# Stated task:
Would you copy out the whole listing exactly as given?

# Data for processing:
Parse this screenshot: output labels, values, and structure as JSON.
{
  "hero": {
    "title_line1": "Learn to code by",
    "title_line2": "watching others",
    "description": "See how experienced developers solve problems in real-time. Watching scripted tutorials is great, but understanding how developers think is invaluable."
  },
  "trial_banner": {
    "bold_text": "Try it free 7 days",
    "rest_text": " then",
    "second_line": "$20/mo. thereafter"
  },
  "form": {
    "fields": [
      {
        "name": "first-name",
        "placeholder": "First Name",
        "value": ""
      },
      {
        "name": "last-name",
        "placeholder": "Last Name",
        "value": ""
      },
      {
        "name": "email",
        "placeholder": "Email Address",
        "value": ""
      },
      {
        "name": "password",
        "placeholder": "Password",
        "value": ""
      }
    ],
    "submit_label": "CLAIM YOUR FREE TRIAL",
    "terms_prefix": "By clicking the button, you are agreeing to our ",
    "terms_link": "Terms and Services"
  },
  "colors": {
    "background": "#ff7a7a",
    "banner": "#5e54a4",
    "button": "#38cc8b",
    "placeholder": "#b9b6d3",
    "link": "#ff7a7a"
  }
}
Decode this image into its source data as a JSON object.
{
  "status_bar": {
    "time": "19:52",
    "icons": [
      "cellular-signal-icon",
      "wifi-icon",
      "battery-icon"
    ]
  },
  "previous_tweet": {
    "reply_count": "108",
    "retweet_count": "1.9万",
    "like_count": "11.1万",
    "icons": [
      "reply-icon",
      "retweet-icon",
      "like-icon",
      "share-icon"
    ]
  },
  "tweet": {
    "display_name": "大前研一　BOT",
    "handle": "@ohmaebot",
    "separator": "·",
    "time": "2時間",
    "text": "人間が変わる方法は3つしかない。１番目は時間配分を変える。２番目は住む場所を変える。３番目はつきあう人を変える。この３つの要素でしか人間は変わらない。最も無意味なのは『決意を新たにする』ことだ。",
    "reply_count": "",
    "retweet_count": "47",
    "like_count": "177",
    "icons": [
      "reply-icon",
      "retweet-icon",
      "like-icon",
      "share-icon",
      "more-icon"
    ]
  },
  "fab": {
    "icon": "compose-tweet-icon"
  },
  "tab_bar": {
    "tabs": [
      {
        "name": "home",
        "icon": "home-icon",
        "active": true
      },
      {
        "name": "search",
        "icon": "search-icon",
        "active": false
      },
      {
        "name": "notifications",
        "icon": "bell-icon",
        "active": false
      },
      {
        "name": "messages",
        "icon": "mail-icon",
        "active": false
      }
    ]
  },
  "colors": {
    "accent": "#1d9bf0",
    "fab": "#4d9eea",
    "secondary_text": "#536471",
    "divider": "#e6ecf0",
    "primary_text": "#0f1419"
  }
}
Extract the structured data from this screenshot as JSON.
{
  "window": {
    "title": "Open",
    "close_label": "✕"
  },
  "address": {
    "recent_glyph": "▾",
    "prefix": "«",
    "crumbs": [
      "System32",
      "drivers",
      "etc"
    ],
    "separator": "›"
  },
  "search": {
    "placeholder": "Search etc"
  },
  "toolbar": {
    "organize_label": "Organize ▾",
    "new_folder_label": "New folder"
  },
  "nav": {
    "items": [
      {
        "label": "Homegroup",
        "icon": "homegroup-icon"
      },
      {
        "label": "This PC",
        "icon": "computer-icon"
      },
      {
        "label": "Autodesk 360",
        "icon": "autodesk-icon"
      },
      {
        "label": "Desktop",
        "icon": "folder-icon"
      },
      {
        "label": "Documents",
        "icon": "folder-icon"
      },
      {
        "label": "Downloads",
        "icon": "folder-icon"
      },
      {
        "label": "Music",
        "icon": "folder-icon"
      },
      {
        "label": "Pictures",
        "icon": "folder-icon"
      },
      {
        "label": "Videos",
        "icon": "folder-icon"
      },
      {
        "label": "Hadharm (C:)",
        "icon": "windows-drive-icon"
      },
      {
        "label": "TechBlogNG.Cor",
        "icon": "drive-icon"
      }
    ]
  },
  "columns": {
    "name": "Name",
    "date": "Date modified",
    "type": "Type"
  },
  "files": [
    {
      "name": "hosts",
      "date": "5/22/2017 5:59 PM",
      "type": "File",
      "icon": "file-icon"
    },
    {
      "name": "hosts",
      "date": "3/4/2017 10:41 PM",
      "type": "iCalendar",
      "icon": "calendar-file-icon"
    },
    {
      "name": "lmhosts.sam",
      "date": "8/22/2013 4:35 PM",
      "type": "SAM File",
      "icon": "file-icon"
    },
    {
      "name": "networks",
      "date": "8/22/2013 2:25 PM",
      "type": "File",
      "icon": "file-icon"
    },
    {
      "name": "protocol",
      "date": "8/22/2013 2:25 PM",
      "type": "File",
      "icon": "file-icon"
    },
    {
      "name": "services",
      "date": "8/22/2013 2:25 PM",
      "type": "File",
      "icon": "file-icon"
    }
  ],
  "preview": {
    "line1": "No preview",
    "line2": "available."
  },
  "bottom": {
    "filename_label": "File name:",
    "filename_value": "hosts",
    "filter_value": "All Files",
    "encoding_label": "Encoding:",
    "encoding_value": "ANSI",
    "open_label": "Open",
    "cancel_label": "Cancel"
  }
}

# Finished exercise:
Parse this screenshot: output labels, values, and structure as JSON.
{
  "hero": {
    "title_line1": "Learn to code by",
    "title_line2": "watching others",
    "description": "See how experienced developers solve problems in real-time. Watching scripted tutorials is great, but understanding how developers think is invaluable."
  },
  "trial_banner": {
    "bold_text": "Try it free 7 days",
    "rest_text": " then",
    "second_line": "$20/mo. thereafter"
  },
  "form": {
    "fields": [
      {
        "name": "first-name",
        "placeholder": "First Name",
        "value": ""
      },
      {
        "name": "last-name",
        "placeholder": "Last Name",
        "value": ""
      },
      {
        "name": "email",
        "placeholder": "Email Address",
        "value": ""
      },
      {
        "name": "password",
        "placeholder": "Password",
        "value": ""
      }
    ],
    "submit_label": "CLAIM YOUR FREE TRIAL",
    "terms_prefix": "By clicking the button, you are agreeing to our ",
    "terms_link": "Terms and Services"
  },
  "colors": {
    "background": "#ff7a7a",
    "banner": "#5e54a4",
    "button": "#38cc8b",
    "placeholder": "#b9b6d3",
    "link": "#ff7a7a"
  }
}
Decode this image into its source data as a JSON object.
{
  "status_bar": {
    "time": "19:52",
    "icons": [
      "cellular-signal-icon",
      "wifi-icon",
      "battery-icon"
    ]
  },
  "previous_tweet": {
    "reply_count": "108",
    "retweet_count": "1.9万",
    "like_count": "11.1万",
    "icons": [
      "reply-icon",
      "retweet-icon",
      "like-icon",
      "share-icon"
    ]
  },
  "tweet": {
    "display_name": "大前研一　BOT",
    "handle": "@ohmaebot",
    "separator": "·",
    "time": "2時間",
    "text": "人間が変わる方法は3つしかない。１番目は時間配分を変える。２番目は住む場所を変える。３番目はつきあう人を変える。この３つの要素でしか人間は変わらない。最も無意味なのは『決意を新たにする』ことだ。",
    "reply_count": "",
    "retweet_count": "47",
    "like_count": "177",
    "icons": [
      "reply-icon",
      "retweet-icon",
      "like-icon",
      "share-icon",
      "more-icon"
    ]
  },
  "fab": {
    "icon": "compose-tweet-icon"
  },
  "tab_bar": {
    "tabs": [
      {
        "name": "home",
        "icon": "home-icon",
        "active": true
      },
      {
        "name": "search",
        "icon": "search-icon",
        "active": false
      },
      {
        "name": "notifications",
        "icon": "bell-icon",
        "active": false
      },
      {
        "name": "messages",
        "icon": "mail-icon",
        "active": false
      }
    ]
  },
  "colors": {
    "accent": "#1d9bf0",
    "fab": "#4d9eea",
    "secondary_text": "#536471",
    "divider": "#e6ecf0",
    "primary_text": "#0f1419"
  }
}
Extract the structured data from this screenshot as JSON.
{
  "window": {
    "title": "Open",
    "close_label": "✕"
  },
  "address": {
    "recent_glyph": "▾",
    "prefix": "«",
    "crumbs": [
      "System32",
      "drivers",
      "etc"
    ],
    "separator": "›"
  },
  "search": {
    "placeholder": "Search etc"
  },
  "toolbar": {
    "organize_label": "Organize ▾",
    "new_folder_label": "New folder"
  },
  "nav": {
    "items": [
      {
        "label": "Homegroup",
        "icon": "homegroup-icon"
      },
      {
        "label": "This PC",
        "icon": "computer-icon"
      },
      {
        "label": "Autodesk 360",
        "icon": "autodesk-icon"
      },
      {
        "label": "Desktop",
        "icon": "folder-icon"
      },
      {
        "label": "Documents",
        "icon": "folder-icon"
      },
      {
        "label": "Downloads",
        "icon": "folder-icon"
      },
      {
        "label": "Music",
        "icon": "folder-icon"
      },
      {
        "label": "Pictures",
        "icon": "folder-icon"
      },
      {
        "label": "Videos",
        "icon": "folder-icon"
      },
      {
        "label": "Hadharm (C:)",
        "icon": "windows-drive-icon"
      },
      {
        "label": "TechBlogNG.Cor",
        "icon": "drive-icon"
      }
    ]
  },
  "columns": {
    "name": "Name",
    "date": "Date modified",
    "type": "Type"
  },
  "files": [
    {
      "name": "hosts",
      "date": "5/22/2017 5:59 PM",
      "type": "File",
      "icon": "file-icon"
    },
    {
      "name": "hosts",
      "date": "3/4/2017 10:41 PM",
      "type": "iCalendar",
      "icon": "calendar-file-icon"
    },
    {
      "name": "lmhosts.sam",
      "date": "8/22/2013 4:35 PM",
      "type": "SAM File",
      "icon": "file-icon"
    },
    {
      "name": "networks",
      "date": "8/22/2013 2:25 PM",
      "type": "File",
      "icon": "file-icon"
    },
    {
      "name": "protocol",
      "date": "8/22/2013 2:25 PM",
      "type": "File",
      "icon": "file-icon"
    },
    {
      "name": "services",
      "date": "8/22/2013 2:25 PM",
      "type": "File",
      "icon": "file-icon"
    }
  ],
  "preview": {
    "line1": "No preview",
    "line2": "available."
  },
  "bottom": {
    "filename_label": "File name:",
    "filename_value": "hosts",
    "filter_value": "All Files",
    "encoding_label": "Encoding:",
    "encoding_value": "ANSI",
    "open_label": "Open",
    "cancel_label": "Cancel"
  }
}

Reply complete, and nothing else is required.